-------- INPUT FOR THIS TASK

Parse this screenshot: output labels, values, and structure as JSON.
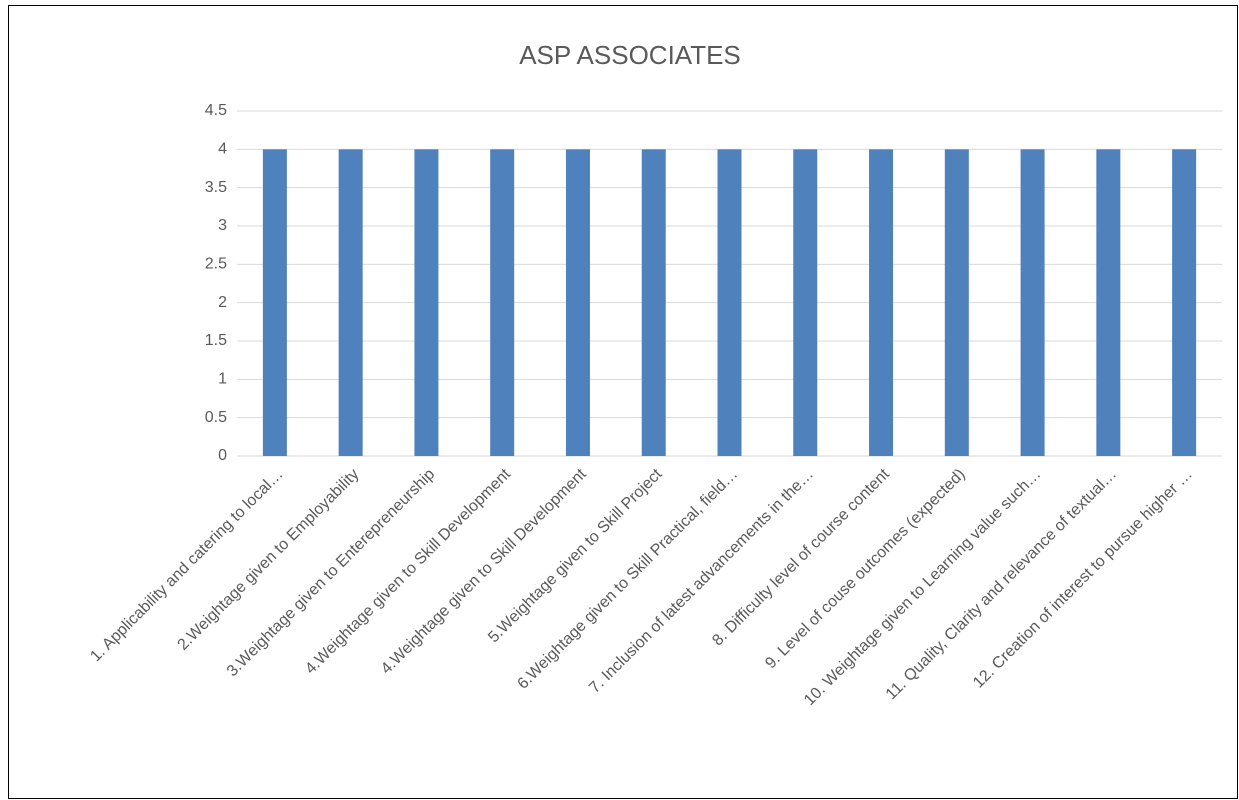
{
  "chart_data": {
    "type": "bar",
    "title": "ASP ASSOCIATES",
    "categories": [
      "1. Applicability and catering to local…",
      "2.Weightage given to Employability",
      "3.Weightage given to Enterepreneurship",
      "4.Weightage given to Skill Development",
      "4.Weightage given to Skill Development",
      "5.Weightage given to Skill Project",
      "6.Weightage given to Skill Practical, field…",
      "7. Inclusion of latest advancements in the…",
      "8. Difficulty level of course content",
      "9. Level of couse outcomes (expected)",
      "10. Weightage given to Learning value such…",
      "11. Quality, Clarity and relevance of textual…",
      "12. Creation of interest to pursue higher …"
    ],
    "values": [
      4,
      4,
      4,
      4,
      4,
      4,
      4,
      4,
      4,
      4,
      4,
      4,
      4
    ],
    "color": "#4f81bd",
    "ylim": [
      0,
      4.5
    ],
    "yticks": [
      0,
      0.5,
      1,
      1.5,
      2,
      2.5,
      3,
      3.5,
      4,
      4.5
    ],
    "grid": true
  }
}
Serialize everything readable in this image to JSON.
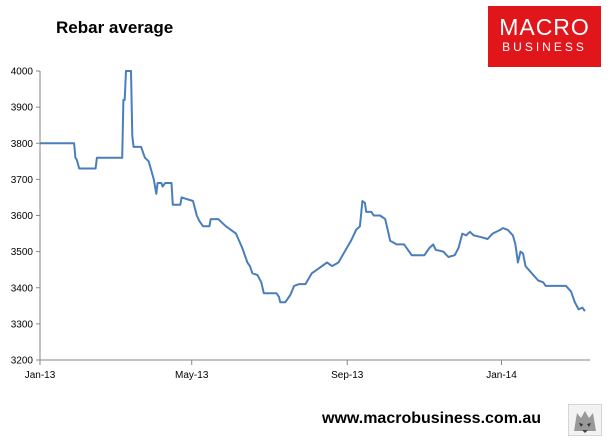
{
  "header": {
    "title": "Rebar average"
  },
  "logo": {
    "line1": "MACRO",
    "line2": "BUSINESS",
    "color": "#e0161b"
  },
  "footer": {
    "url": "www.macrobusiness.com.au"
  },
  "colors": {
    "line": "#4a7ebb",
    "axis": "#868686"
  },
  "chart_data": {
    "type": "line",
    "title": "Rebar average",
    "xlabel": "",
    "ylabel": "",
    "ylim": [
      3200,
      4000
    ],
    "yticks": [
      3200,
      3300,
      3400,
      3500,
      3600,
      3700,
      3800,
      3900,
      4000
    ],
    "xlim": [
      "2013-01-01",
      "2014-03-12"
    ],
    "xticks": [
      {
        "date": "2013-01-01",
        "label": "Jan-13"
      },
      {
        "date": "2013-05-01",
        "label": "May-13"
      },
      {
        "date": "2013-09-01",
        "label": "Sep-13"
      },
      {
        "date": "2014-01-01",
        "label": "Jan-14"
      }
    ],
    "grid": false,
    "legend": "none",
    "series": [
      {
        "name": "",
        "points": [
          [
            "2013-01-01",
            3800
          ],
          [
            "2013-01-28",
            3800
          ],
          [
            "2013-01-29",
            3760
          ],
          [
            "2013-01-30",
            3755
          ],
          [
            "2013-02-01",
            3730
          ],
          [
            "2013-02-14",
            3730
          ],
          [
            "2013-02-15",
            3760
          ],
          [
            "2013-03-07",
            3760
          ],
          [
            "2013-03-08",
            3920
          ],
          [
            "2013-03-09",
            3920
          ],
          [
            "2013-03-10",
            4000
          ],
          [
            "2013-03-14",
            4000
          ],
          [
            "2013-03-15",
            3820
          ],
          [
            "2013-03-16",
            3790
          ],
          [
            "2013-03-22",
            3790
          ],
          [
            "2013-03-25",
            3760
          ],
          [
            "2013-03-28",
            3750
          ],
          [
            "2013-04-01",
            3700
          ],
          [
            "2013-04-03",
            3660
          ],
          [
            "2013-04-04",
            3690
          ],
          [
            "2013-04-07",
            3690
          ],
          [
            "2013-04-08",
            3680
          ],
          [
            "2013-04-10",
            3690
          ],
          [
            "2013-04-15",
            3690
          ],
          [
            "2013-04-16",
            3630
          ],
          [
            "2013-04-22",
            3630
          ],
          [
            "2013-04-23",
            3650
          ],
          [
            "2013-05-02",
            3640
          ],
          [
            "2013-05-05",
            3600
          ],
          [
            "2013-05-07",
            3585
          ],
          [
            "2013-05-10",
            3570
          ],
          [
            "2013-05-15",
            3570
          ],
          [
            "2013-05-16",
            3590
          ],
          [
            "2013-05-22",
            3590
          ],
          [
            "2013-05-28",
            3570
          ],
          [
            "2013-06-05",
            3550
          ],
          [
            "2013-06-10",
            3510
          ],
          [
            "2013-06-14",
            3470
          ],
          [
            "2013-06-16",
            3460
          ],
          [
            "2013-06-18",
            3440
          ],
          [
            "2013-06-22",
            3435
          ],
          [
            "2013-06-25",
            3415
          ],
          [
            "2013-06-27",
            3385
          ],
          [
            "2013-07-07",
            3385
          ],
          [
            "2013-07-09",
            3375
          ],
          [
            "2013-07-10",
            3360
          ],
          [
            "2013-07-14",
            3360
          ],
          [
            "2013-07-18",
            3380
          ],
          [
            "2013-07-21",
            3405
          ],
          [
            "2013-07-25",
            3410
          ],
          [
            "2013-07-30",
            3410
          ],
          [
            "2013-08-04",
            3440
          ],
          [
            "2013-08-10",
            3455
          ],
          [
            "2013-08-16",
            3470
          ],
          [
            "2013-08-20",
            3460
          ],
          [
            "2013-08-25",
            3470
          ],
          [
            "2013-08-30",
            3500
          ],
          [
            "2013-09-04",
            3530
          ],
          [
            "2013-09-08",
            3560
          ],
          [
            "2013-09-11",
            3570
          ],
          [
            "2013-09-13",
            3640
          ],
          [
            "2013-09-15",
            3635
          ],
          [
            "2013-09-16",
            3610
          ],
          [
            "2013-09-20",
            3610
          ],
          [
            "2013-09-22",
            3600
          ],
          [
            "2013-09-27",
            3600
          ],
          [
            "2013-10-01",
            3590
          ],
          [
            "2013-10-03",
            3560
          ],
          [
            "2013-10-05",
            3530
          ],
          [
            "2013-10-10",
            3520
          ],
          [
            "2013-10-16",
            3520
          ],
          [
            "2013-10-19",
            3505
          ],
          [
            "2013-10-22",
            3490
          ],
          [
            "2013-11-01",
            3490
          ],
          [
            "2013-11-05",
            3510
          ],
          [
            "2013-11-08",
            3520
          ],
          [
            "2013-11-10",
            3505
          ],
          [
            "2013-11-16",
            3500
          ],
          [
            "2013-11-20",
            3485
          ],
          [
            "2013-11-25",
            3490
          ],
          [
            "2013-11-28",
            3510
          ],
          [
            "2013-12-01",
            3550
          ],
          [
            "2013-12-04",
            3545
          ],
          [
            "2013-12-07",
            3555
          ],
          [
            "2013-12-10",
            3545
          ],
          [
            "2013-12-16",
            3540
          ],
          [
            "2013-12-21",
            3535
          ],
          [
            "2013-12-25",
            3550
          ],
          [
            "2013-12-31",
            3560
          ],
          [
            "2014-01-02",
            3565
          ],
          [
            "2014-01-06",
            3560
          ],
          [
            "2014-01-10",
            3545
          ],
          [
            "2014-01-12",
            3520
          ],
          [
            "2014-01-14",
            3470
          ],
          [
            "2014-01-16",
            3500
          ],
          [
            "2014-01-18",
            3495
          ],
          [
            "2014-01-20",
            3460
          ],
          [
            "2014-01-25",
            3440
          ],
          [
            "2014-01-30",
            3420
          ],
          [
            "2014-02-03",
            3415
          ],
          [
            "2014-02-05",
            3405
          ],
          [
            "2014-02-21",
            3405
          ],
          [
            "2014-02-25",
            3390
          ],
          [
            "2014-02-28",
            3360
          ],
          [
            "2014-03-03",
            3340
          ],
          [
            "2014-03-06",
            3345
          ],
          [
            "2014-03-08",
            3335
          ]
        ]
      }
    ]
  }
}
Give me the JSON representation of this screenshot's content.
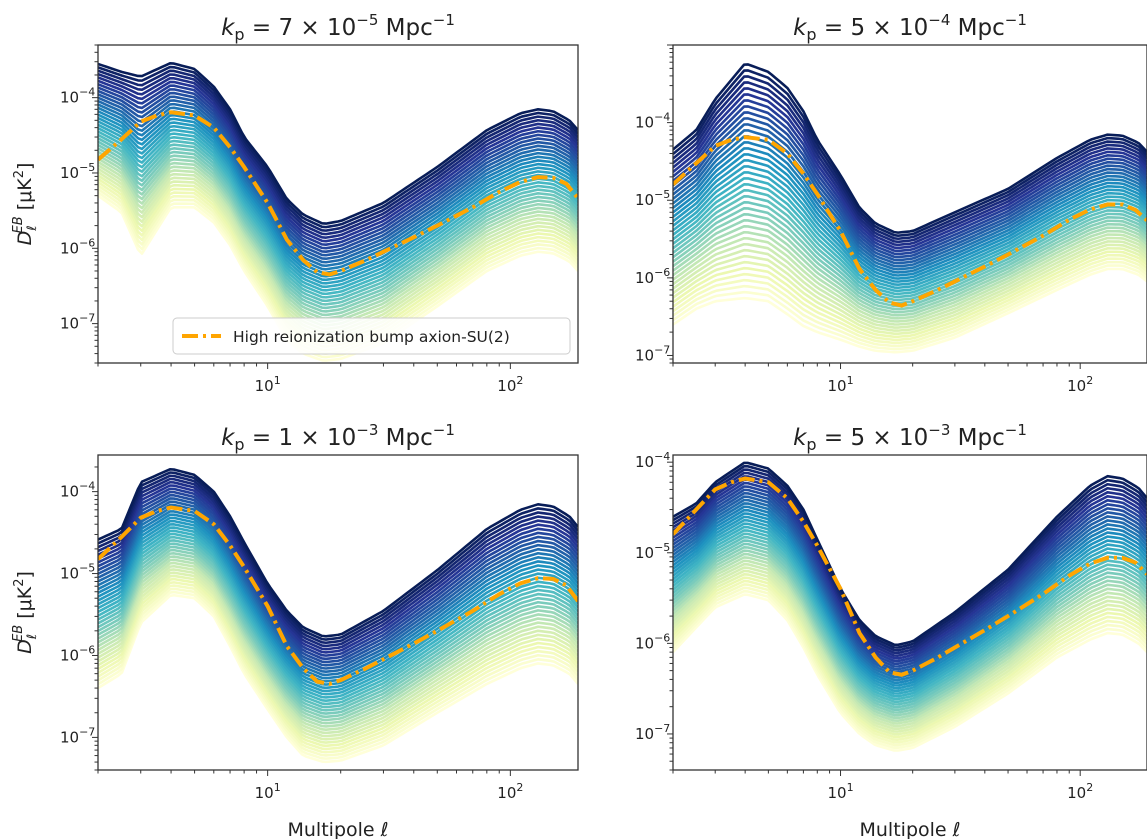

----------------

= WHAT IS EXPECTED =
Copy the whole listing above word for word but do not carry over the pictures.

= EXERCISE OUTPUT =
Parse this screenshot: output labels, values, and structure as JSON.
{
  "chart_data": {
    "type": "bar",
    "title": "ASP ASSOCIATES",
    "categories": [
      "1. Applicability and catering to local…",
      "2.Weightage given to Employability",
      "3.Weightage given to Enterepreneurship",
      "4.Weightage given to Skill Development",
      "4.Weightage given to Skill Development",
      "5.Weightage given to Skill Project",
      "6.Weightage given to Skill Practical, field…",
      "7. Inclusion of latest advancements in the…",
      "8. Difficulty level of course content",
      "9. Level of couse outcomes (expected)",
      "10. Weightage given to Learning value such…",
      "11. Quality, Clarity and relevance of textual…",
      "12. Creation of interest to pursue higher …"
    ],
    "values": [
      4,
      4,
      4,
      4,
      4,
      4,
      4,
      4,
      4,
      4,
      4,
      4,
      4
    ],
    "color": "#4f81bd",
    "ylim": [
      0,
      4.5
    ],
    "yticks": [
      0,
      0.5,
      1,
      1.5,
      2,
      2.5,
      3,
      3.5,
      4,
      4.5
    ],
    "grid": true
  }
}
Serialize everything readable in this image to JSON.
{
  "header": {
    "title": "Rebar average"
  },
  "logo": {
    "line1": "MACRO",
    "line2": "BUSINESS",
    "color": "#e0161b"
  },
  "footer": {
    "url": "www.macrobusiness.com.au"
  },
  "colors": {
    "line": "#4a7ebb",
    "axis": "#868686"
  },
  "chart_data": {
    "type": "line",
    "title": "Rebar average",
    "xlabel": "",
    "ylabel": "",
    "ylim": [
      3200,
      4000
    ],
    "yticks": [
      3200,
      3300,
      3400,
      3500,
      3600,
      3700,
      3800,
      3900,
      4000
    ],
    "xlim": [
      "2013-01-01",
      "2014-03-12"
    ],
    "xticks": [
      {
        "date": "2013-01-01",
        "label": "Jan-13"
      },
      {
        "date": "2013-05-01",
        "label": "May-13"
      },
      {
        "date": "2013-09-01",
        "label": "Sep-13"
      },
      {
        "date": "2014-01-01",
        "label": "Jan-14"
      }
    ],
    "grid": false,
    "legend": "none",
    "series": [
      {
        "name": "",
        "points": [
          [
            "2013-01-01",
            3800
          ],
          [
            "2013-01-28",
            3800
          ],
          [
            "2013-01-29",
            3760
          ],
          [
            "2013-01-30",
            3755
          ],
          [
            "2013-02-01",
            3730
          ],
          [
            "2013-02-14",
            3730
          ],
          [
            "2013-02-15",
            3760
          ],
          [
            "2013-03-07",
            3760
          ],
          [
            "2013-03-08",
            3920
          ],
          [
            "2013-03-09",
            3920
          ],
          [
            "2013-03-10",
            4000
          ],
          [
            "2013-03-14",
            4000
          ],
          [
            "2013-03-15",
            3820
          ],
          [
            "2013-03-16",
            3790
          ],
          [
            "2013-03-22",
            3790
          ],
          [
            "2013-03-25",
            3760
          ],
          [
            "2013-03-28",
            3750
          ],
          [
            "2013-04-01",
            3700
          ],
          [
            "2013-04-03",
            3660
          ],
          [
            "2013-04-04",
            3690
          ],
          [
            "2013-04-07",
            3690
          ],
          [
            "2013-04-08",
            3680
          ],
          [
            "2013-04-10",
            3690
          ],
          [
            "2013-04-15",
            3690
          ],
          [
            "2013-04-16",
            3630
          ],
          [
            "2013-04-22",
            3630
          ],
          [
            "2013-04-23",
            3650
          ],
          [
            "2013-05-02",
            3640
          ],
          [
            "2013-05-05",
            3600
          ],
          [
            "2013-05-07",
            3585
          ],
          [
            "2013-05-10",
            3570
          ],
          [
            "2013-05-15",
            3570
          ],
          [
            "2013-05-16",
            3590
          ],
          [
            "2013-05-22",
            3590
          ],
          [
            "2013-05-28",
            3570
          ],
          [
            "2013-06-05",
            3550
          ],
          [
            "2013-06-10",
            3510
          ],
          [
            "2013-06-14",
            3470
          ],
          [
            "2013-06-16",
            3460
          ],
          [
            "2013-06-18",
            3440
          ],
          [
            "2013-06-22",
            3435
          ],
          [
            "2013-06-25",
            3415
          ],
          [
            "2013-06-27",
            3385
          ],
          [
            "2013-07-07",
            3385
          ],
          [
            "2013-07-09",
            3375
          ],
          [
            "2013-07-10",
            3360
          ],
          [
            "2013-07-14",
            3360
          ],
          [
            "2013-07-18",
            3380
          ],
          [
            "2013-07-21",
            3405
          ],
          [
            "2013-07-25",
            3410
          ],
          [
            "2013-07-30",
            3410
          ],
          [
            "2013-08-04",
            3440
          ],
          [
            "2013-08-10",
            3455
          ],
          [
            "2013-08-16",
            3470
          ],
          [
            "2013-08-20",
            3460
          ],
          [
            "2013-08-25",
            3470
          ],
          [
            "2013-08-30",
            3500
          ],
          [
            "2013-09-04",
            3530
          ],
          [
            "2013-09-08",
            3560
          ],
          [
            "2013-09-11",
            3570
          ],
          [
            "2013-09-13",
            3640
          ],
          [
            "2013-09-15",
            3635
          ],
          [
            "2013-09-16",
            3610
          ],
          [
            "2013-09-20",
            3610
          ],
          [
            "2013-09-22",
            3600
          ],
          [
            "2013-09-27",
            3600
          ],
          [
            "2013-10-01",
            3590
          ],
          [
            "2013-10-03",
            3560
          ],
          [
            "2013-10-05",
            3530
          ],
          [
            "2013-10-10",
            3520
          ],
          [
            "2013-10-16",
            3520
          ],
          [
            "2013-10-19",
            3505
          ],
          [
            "2013-10-22",
            3490
          ],
          [
            "2013-11-01",
            3490
          ],
          [
            "2013-11-05",
            3510
          ],
          [
            "2013-11-08",
            3520
          ],
          [
            "2013-11-10",
            3505
          ],
          [
            "2013-11-16",
            3500
          ],
          [
            "2013-11-20",
            3485
          ],
          [
            "2013-11-25",
            3490
          ],
          [
            "2013-11-28",
            3510
          ],
          [
            "2013-12-01",
            3550
          ],
          [
            "2013-12-04",
            3545
          ],
          [
            "2013-12-07",
            3555
          ],
          [
            "2013-12-10",
            3545
          ],
          [
            "2013-12-16",
            3540
          ],
          [
            "2013-12-21",
            3535
          ],
          [
            "2013-12-25",
            3550
          ],
          [
            "2013-12-31",
            3560
          ],
          [
            "2014-01-02",
            3565
          ],
          [
            "2014-01-06",
            3560
          ],
          [
            "2014-01-10",
            3545
          ],
          [
            "2014-01-12",
            3520
          ],
          [
            "2014-01-14",
            3470
          ],
          [
            "2014-01-16",
            3500
          ],
          [
            "2014-01-18",
            3495
          ],
          [
            "2014-01-20",
            3460
          ],
          [
            "2014-01-25",
            3440
          ],
          [
            "2014-01-30",
            3420
          ],
          [
            "2014-02-03",
            3415
          ],
          [
            "2014-02-05",
            3405
          ],
          [
            "2014-02-21",
            3405
          ],
          [
            "2014-02-25",
            3390
          ],
          [
            "2014-02-28",
            3360
          ],
          [
            "2014-03-03",
            3340
          ],
          [
            "2014-03-06",
            3345
          ],
          [
            "2014-03-08",
            3335
          ]
        ]
      }
    ]
  }
}
Give me the JSON representation of this screenshot's content.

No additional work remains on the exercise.